── Data entries ──

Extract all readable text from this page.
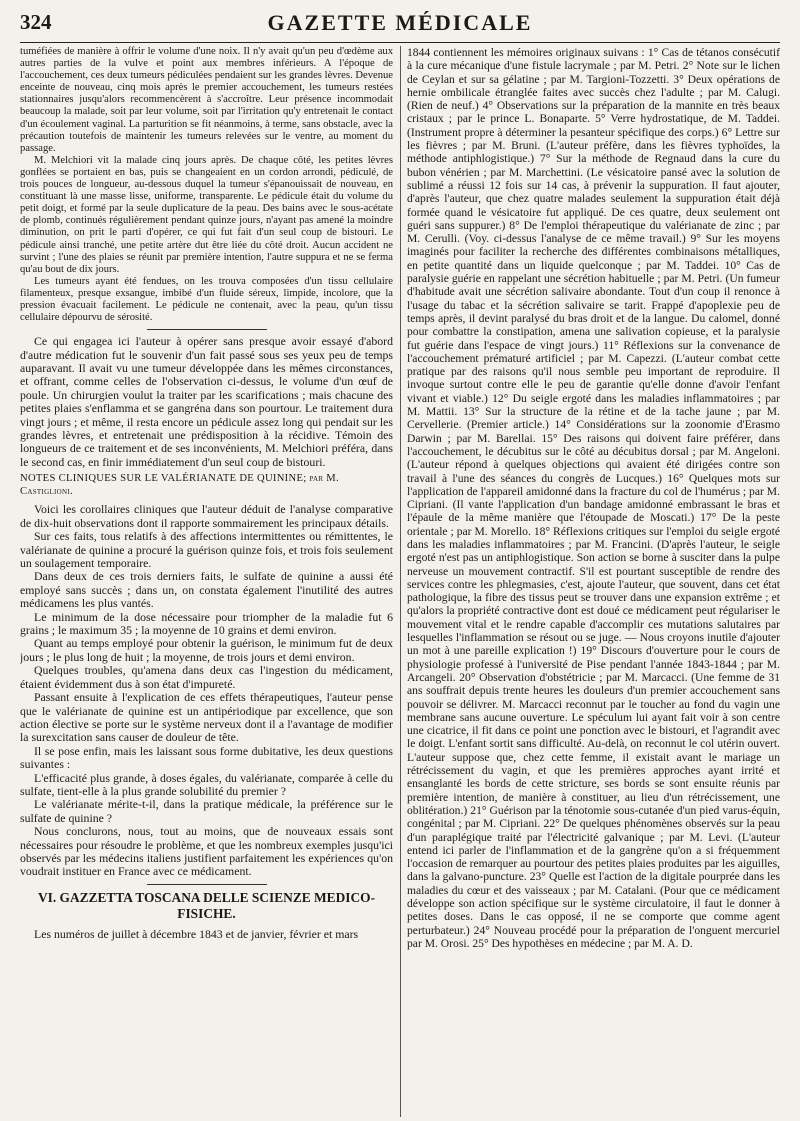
324	GAZETTE MÉDICALE

tuméfiées de manière à offrir le volume d'une noix. Il n'y avait qu'un peu d'œdème aux autres parties de la vulve et point aux membres inférieurs. A l'époque de l'accouchement, ces deux tumeurs pédiculées pendaient sur les grandes lèvres. Devenue enceinte de nouveau, cinq mois après le premier accouchement, les tumeurs restées stationnaires jusqu'alors recommencèrent à s'accroître. Leur présence incommodait beaucoup la malade, soit par leur volume, soit par l'irritation qu'y entretenait le contact d'un écoulement vaginal. La parturition se fit néanmoins, à terme, sans obstacle, avec la précaution toutefois de maintenir les tumeurs relevées sur le ventre, au moment du passage.

M. Melchiori vit la malade cinq jours après. De chaque côté, les petites lèvres gonflées se portaient en bas, puis se changeaient en un cordon arrondi, pédiculé, de trois pouces de longueur, au-dessous duquel la tumeur s'épanouissait de nouveau, en constituant là une masse lisse, uniforme, transparente. Le pédicule était du volume du petit doigt, et formé par la seule duplicature de la peau. Des bains avec le sous-acétate de plomb, continués régulièrement pendant quinze jours, n'ayant pas amené la moindre diminution, on prit le parti d'opérer, ce qui fut fait d'un seul coup de bistouri. Le pédicule ainsi tranché, une petite artère dut être liée du côté droit. Aucun accident ne survint ; l'une des plaies se réunit par première intention, l'autre suppura et ne se ferma qu'au bout de dix jours.

Les tumeurs ayant été fendues, on les trouva composées d'un tissu cellulaire filamenteux, presque exsangue, imbibé d'un fluide séreux, limpide, incolore, que la pression évacuait facilement. Le pédicule ne contenait, avec la peau, qu'un tissu cellulaire dépourvu de sérosité.

Ce qui engagea ici l'auteur à opérer sans presque avoir essayé d'abord d'autre médication fut le souvenir d'un fait passé sous ses yeux peu de temps auparavant. Il avait vu une tumeur développée dans les mêmes circonstances, et offrant, comme celles de l'observation ci-dessus, le volume d'un œuf de poule. Un chirurgien voulut la traiter par les scarifications ; mais chacune des petites plaies s'enflamma et se gangréna dans son pourtour. Le traitement dura vingt jours ; et même, il resta encore un pédicule assez long qui pendait sur les grandes lèvres, et entretenait une prédisposition à la récidive. Témoin des longueurs de ce traitement et de ses inconvénients, M. Melchiori préféra, dans le second cas, en finir immédiatement d'un seul coup de bistouri.

NOTES CLINIQUES SUR LE VALÉRIANATE DE QUININE; par M. Castiglioni.

Voici les corollaires cliniques que l'auteur déduit de l'analyse comparative de dix-huit observations dont il rapporte sommairement les principaux détails.

Sur ces faits, tous relatifs à des affections intermittentes ou rémittentes, le valérianate de quinine a procuré la guérison quinze fois, et trois fois seulement un soulagement temporaire.

Dans deux de ces trois derniers faits, le sulfate de quinine a aussi été employé sans succès ; dans un, on constata également l'inutilité des autres médicamens les plus vantés.

Le minimum de la dose nécessaire pour triompher de la maladie fut 6 grains ; le maximum 35 ; la moyenne de 10 grains et demi environ.

Quant au temps employé pour obtenir la guérison, le minimum fut de deux jours ; le plus long de huit ; la moyenne, de trois jours et demi environ.

Quelques troubles, qu'amena dans deux cas l'ingestion du médicament, étaient évidemment dus à son état d'impureté.

Passant ensuite à l'explication de ces effets thérapeutiques, l'auteur pense que le valérianate de quinine est un antipériodique par excellence, que son action élective se porte sur le système nerveux dont il a l'avantage de modifier la surexcitation sans causer de douleur de tête.

Il se pose enfin, mais les laissant sous forme dubitative, les deux questions suivantes :

L'efficacité plus grande, à doses égales, du valérianate, comparée à celle du sulfate, tient-elle à la plus grande solubilité du premier ?

Le valérianate mérite-t-il, dans la pratique médicale, la préférence sur le sulfate de quinine ?

Nous conclurons, nous, tout au moins, que de nouveaux essais sont nécessaires pour résoudre le problème, et que les nombreux exemples jusqu'ici observés par les médecins italiens justifient parfaitement les expériences qu'on voudrait instituer en France avec ce médicament.

VI. GAZZETTA TOSCANA DELLE SCIENZE MEDICO-FISICHE.

Les numéros de juillet à décembre 1843 et de janvier, février et mars

1844 contiennent les mémoires originaux suivans : 1° Cas de tétanos consécutif à la cure mécanique d'une fistule lacrymale ; par M. Petri. 2° Note sur le lichen de Ceylan et sur sa gélatine ; par M. Targioni-Tozzetti. 3° Deux opérations de hernie ombilicale étranglée faites avec succès chez l'adulte ; par M. Calugi. (Rien de neuf.) 4° Observations sur la préparation de la mannite en très beaux cristaux ; par le prince L. Bonaparte. 5° Verre hydrostatique, de M. Taddei. (Instrument propre à déterminer la pesanteur spécifique des corps.) 6° Lettre sur les fièvres ; par M. Bruni. (L'auteur préfère, dans les fièvres typhoïdes, la méthode antiphlogistique.) 7° Sur la méthode de Regnaud dans la cure du bubon vénérien ; par M. Marchettini. (Le vésicatoire pansé avec la solution de sublimé a réussi 12 fois sur 14 cas, à prévenir la suppuration. Il faut ajouter, d'après l'auteur, que chez quatre malades seulement la suppuration était déjà formée quand le vésicatoire fut appliqué. De ces quatre, deux seulement ont guéri sans suppurer.) 8° De l'emploi thérapeutique du valérianate de zinc ; par M. Cerulli. (Voy. ci-dessus l'analyse de ce même travail.) 9° Sur les moyens imaginés pour faciliter la recherche des différentes combinaisons métalliques, en petite quantité dans un liquide quelconque ; par M. Taddei. 10° Cas de paralysie guérie en rappelant une sécrétion habituelle ; par M. Petri. (Un fumeur d'habitude avait une sécrétion salivaire abondante. Tout d'un coup il renonce à l'usage du tabac et la sécrétion salivaire se tarit. Frappé d'apoplexie peu de temps après, il devint paralysé du bras droit et de la langue. Du calomel, donné pour combattre la constipation, amena une salivation copieuse, et la paralysie fut guérie dans l'espace de vingt jours.) 11° Réflexions sur la convenance de l'accouchement prématuré artificiel ; par M. Capezzi. (L'auteur combat cette pratique par des raisons qu'il nous semble peu important de reproduire. Il invoque surtout contre elle le peu de garantie qu'elle donne d'avoir l'enfant vivant et viable.) 12° Du seigle ergoté dans les maladies inflammatoires ; par M. Mattii. 13° Sur la structure de la rétine et de la tache jaune ; par M. Cervellerie. (Premier article.) 14° Considérations sur la zoonomie d'Erasmo Darwin ; par M. Barellai. 15° Des raisons qui doivent faire préférer, dans l'accouchement, le décubitus sur le côté au décubitus dorsal ; par M. Angeloni. (L'auteur répond à quelques objections qui avaient été dirigées contre son travail à l'une des séances du congrès de Lucques.) 16° Quelques mots sur l'application de l'appareil amidonné dans la fracture du col de l'humérus ; par M. Cipriani. (Il vante l'application d'un bandage amidonné embrassant le bras et l'épaule de la même manière que l'étoupade de Moscati.) 17° De la peste orientale ; par M. Morello. 18° Réflexions critiques sur l'emploi du seigle ergoté dans les maladies inflammatoires ; par M. Francini. (D'après l'auteur, le seigle ergoté n'est pas un antiphlogistique. Son action se borne à susciter dans la pulpe nerveuse un mouvement contractif. S'il est pourtant susceptible de rendre des services contre les phlegmasies, c'est, ajoute l'auteur, que souvent, dans cet état pathologique, la fibre des tissus peut se trouver dans une expansion extrême ; et qu'alors la propriété contractive dont est doué ce médicament peut régulariser le mouvement vital et le rendre capable d'accomplir ces mutations salutaires par lesquelles l'inflammation se résout ou se juge. — Nous croyons inutile d'ajouter un mot à une pareille explication !) 19° Discours d'ouverture pour le cours de physiologie professé à l'université de Pise pendant l'année 1843-1844 ; par M. Arcangeli. 20° Observation d'obstétricie ; par M. Marcacci. (Une femme de 31 ans souffrait depuis trente heures les douleurs d'un premier accouchement sans pouvoir se délivrer. M. Marcacci reconnut par le toucher au fond du vagin une membrane sans aucune ouverture. Le spéculum lui ayant fait voir à son centre une cicatrice, il fit dans ce point une ponction avec le bistouri, et l'agrandit avec le doigt. L'enfant sortit sans difficulté. Au-delà, on reconnut le col utérin ouvert. L'auteur suppose que, chez cette femme, il existait avant le mariage un rétrécissement du vagin, et que les premières approches ayant irrité et ensanglanté les bords de cette stricture, ses bords se sont ensuite réunis par première intention, de manière à constituer, au lieu d'un rétrécissement, une oblitération.) 21° Guérison par la ténotomie sous-cutanée d'un pied varus-équin, congénital ; par M. Cipriani. 22° De quelques phénomènes observés sur la peau d'un paraplégique traité par l'électricité galvanique ; par M. Levi. (L'auteur entend ici parler de l'inflammation et de la gangrène qu'on a si fréquemment l'occasion de remarquer au pourtour des petites plaies produites par les aiguilles, dans la galvano-puncture. 23° Quelle est l'action de la digitale pourprée dans les maladies du cœur et des vaisseaux ; par M. Catalani. (Pour que ce médicament développe son action spécifique sur le système circulatoire, il faut le donner à petites doses. Dans le cas opposé, il ne se comporte que comme agent perturbateur.) 24° Nouveau procédé pour la préparation de l'onguent mercuriel par M. Orosi. 25° Des hypothèses en médecine ; par M. A. D.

───

**Work required:**
Look through the entries above; copy each line where the string "entretenait" appears.

**Response:**
tuméfiées de manière à offrir le volume d'une noix. Il n'y avait qu'un peu d'œdème aux autres parties de la vulve et point aux membres inférieurs. A l'époque de l'accouchement, ces deux tumeurs pédiculées pendaient sur les grandes lèvres. Devenue enceinte de nouveau, cinq mois après le premier accouchement, les tumeurs restées stationnaires jusqu'alors recommencèrent à s'accroître. Leur présence incommodait beaucoup la malade, soit par leur volume, soit par l'irritation qu'y entretenait le contact d'un écoulement vaginal. La parturition se fit néanmoins, à terme, sans obstacle, avec la précaution toutefois de maintenir les tumeurs relevées sur le ventre, au moment du passage.
Ce qui engagea ici l'auteur à opérer sans presque avoir essayé d'abord d'autre médication fut le souvenir d'un fait passé sous ses yeux peu de temps auparavant. Il avait vu une tumeur développée dans les mêmes circonstances, et offrant, comme celles de l'observation ci-dessus, le volume d'un œuf de poule. Un chirurgien voulut la traiter par les scarifications ; mais chacune des petites plaies s'enflamma et se gangréna dans son pourtour. Le traitement dura vingt jours ; et même, il resta encore un pédicule assez long qui pendait sur les grandes lèvres, et entretenait une prédisposition à la récidive. Témoin des longueurs de ce traitement et de ses inconvénients, M. Melchiori préféra, dans le second cas, en finir immédiatement d'un seul coup de bistouri.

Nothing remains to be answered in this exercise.